STORED RECORDS start
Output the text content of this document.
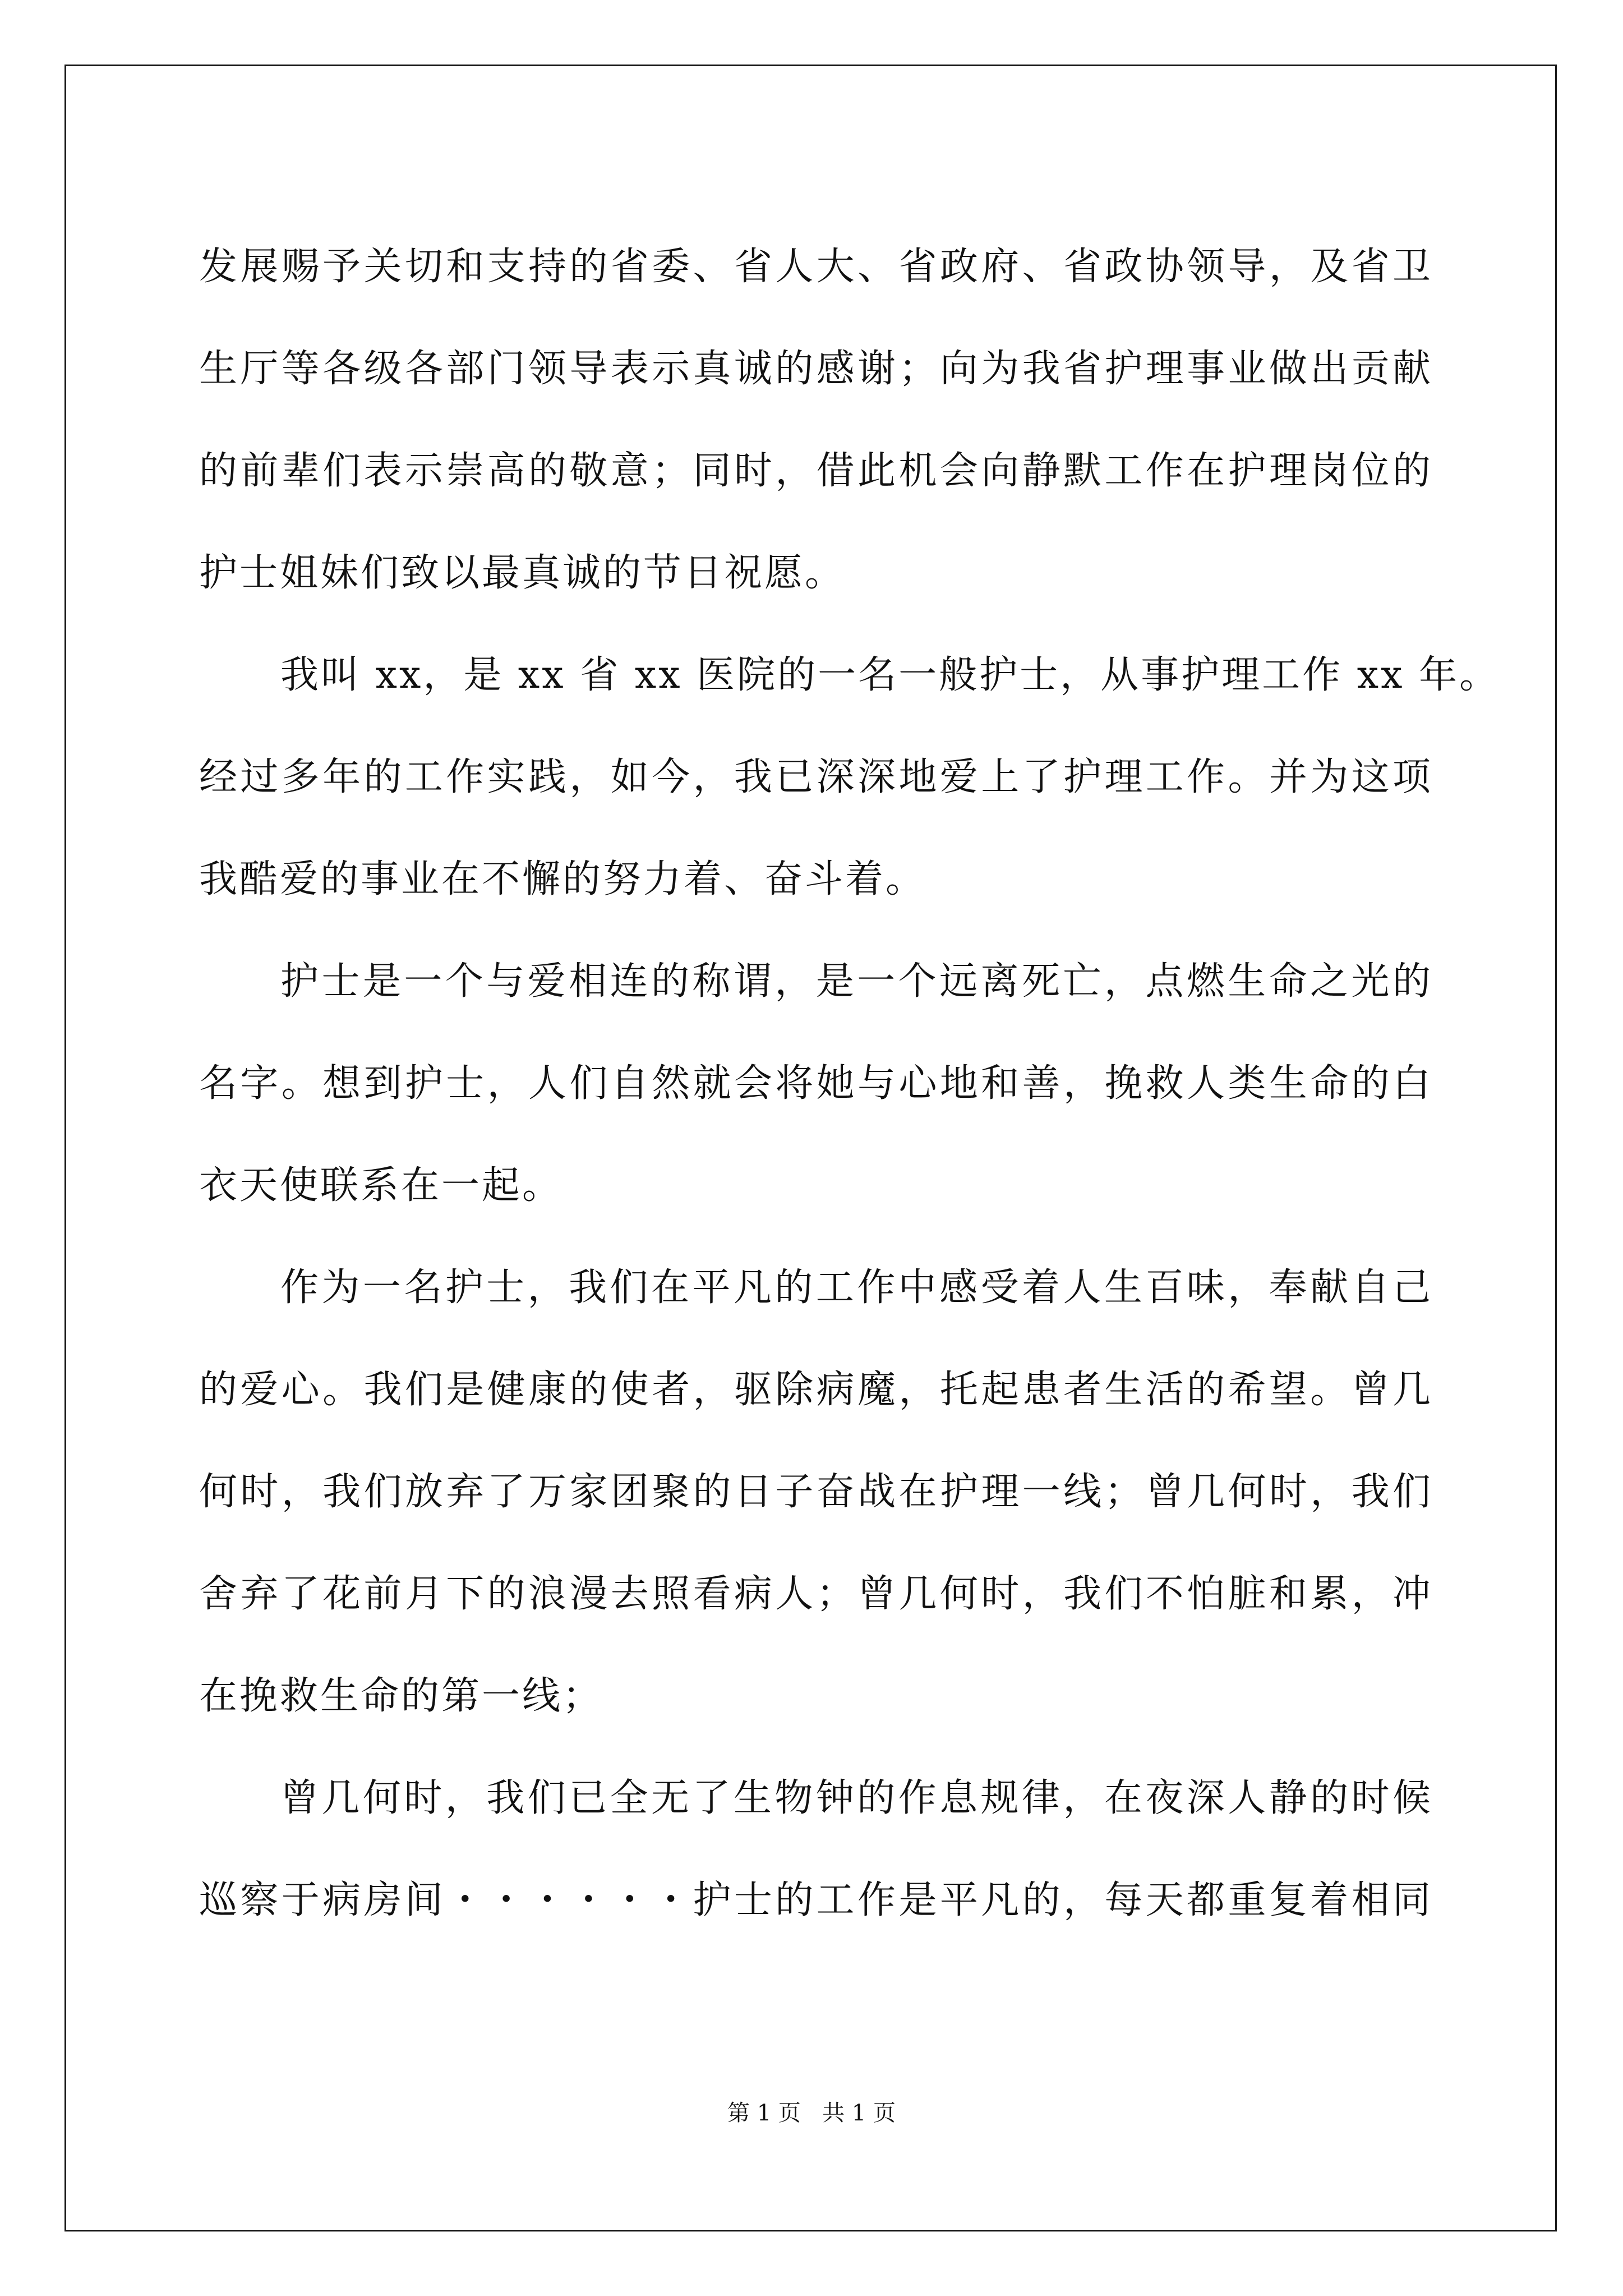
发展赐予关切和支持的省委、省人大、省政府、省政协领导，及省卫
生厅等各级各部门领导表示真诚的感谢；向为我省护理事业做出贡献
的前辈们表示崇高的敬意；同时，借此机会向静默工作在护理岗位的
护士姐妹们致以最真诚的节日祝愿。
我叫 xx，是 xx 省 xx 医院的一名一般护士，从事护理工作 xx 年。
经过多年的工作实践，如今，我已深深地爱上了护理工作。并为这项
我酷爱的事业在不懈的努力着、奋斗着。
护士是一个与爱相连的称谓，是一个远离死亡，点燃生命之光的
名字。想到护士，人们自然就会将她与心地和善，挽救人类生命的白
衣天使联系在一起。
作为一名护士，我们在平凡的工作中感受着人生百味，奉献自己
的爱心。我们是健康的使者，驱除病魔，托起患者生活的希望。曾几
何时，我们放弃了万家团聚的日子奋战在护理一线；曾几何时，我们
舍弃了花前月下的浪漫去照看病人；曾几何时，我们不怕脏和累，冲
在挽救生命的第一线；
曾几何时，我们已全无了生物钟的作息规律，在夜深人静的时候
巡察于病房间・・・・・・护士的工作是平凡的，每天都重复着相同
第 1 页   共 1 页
STORED RECORDS end
STORED RECORDS start
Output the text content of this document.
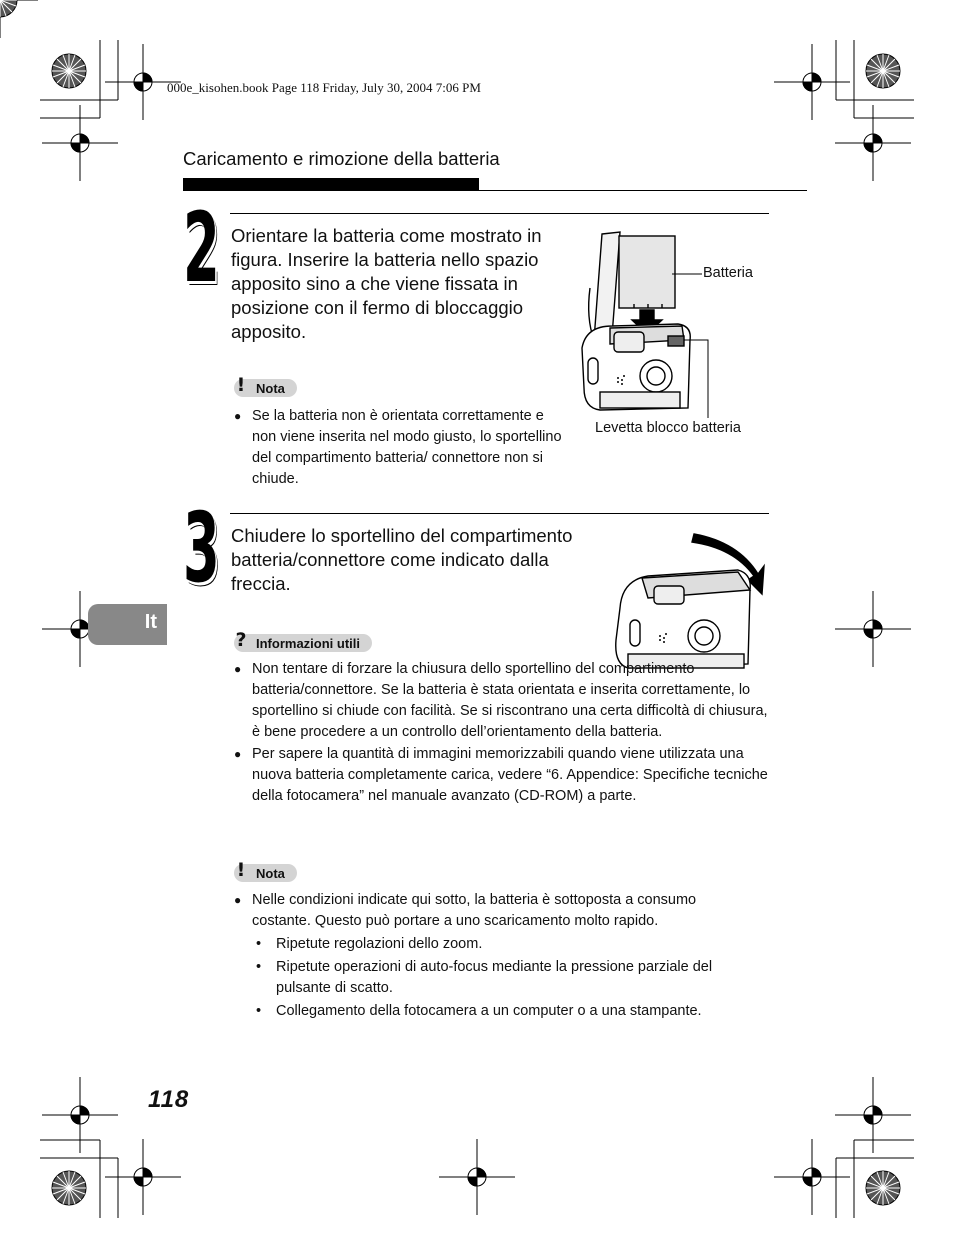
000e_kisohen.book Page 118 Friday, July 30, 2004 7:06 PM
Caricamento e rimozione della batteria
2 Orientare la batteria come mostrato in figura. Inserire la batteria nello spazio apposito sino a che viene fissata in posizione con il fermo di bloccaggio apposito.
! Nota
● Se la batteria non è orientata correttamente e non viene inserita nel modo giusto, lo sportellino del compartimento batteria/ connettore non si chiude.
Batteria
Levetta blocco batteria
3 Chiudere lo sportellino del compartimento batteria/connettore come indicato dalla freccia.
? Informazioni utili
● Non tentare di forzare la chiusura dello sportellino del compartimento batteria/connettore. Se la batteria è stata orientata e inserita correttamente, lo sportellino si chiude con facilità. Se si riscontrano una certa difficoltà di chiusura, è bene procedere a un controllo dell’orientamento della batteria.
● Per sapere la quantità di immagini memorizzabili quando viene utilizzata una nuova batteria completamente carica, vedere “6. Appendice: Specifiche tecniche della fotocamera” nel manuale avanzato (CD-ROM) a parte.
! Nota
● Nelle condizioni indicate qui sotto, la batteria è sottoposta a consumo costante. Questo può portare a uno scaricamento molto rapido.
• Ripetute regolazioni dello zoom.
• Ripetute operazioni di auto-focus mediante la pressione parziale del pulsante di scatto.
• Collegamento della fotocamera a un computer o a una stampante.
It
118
STORED RECORDS end
### GOAL OF THE EXERCISE:
Take each line of the material that contains the word "fotocamera" and list it.

### TASK SOLUTION:
● Per sapere la quantità di immagini memorizzabili quando viene utilizzata una nuova batteria completamente carica, vedere “6. Appendice: Specifiche tecniche della fotocamera” nel manuale avanzato (CD-ROM) a parte.
• Collegamento della fotocamera a un computer o a una stampante.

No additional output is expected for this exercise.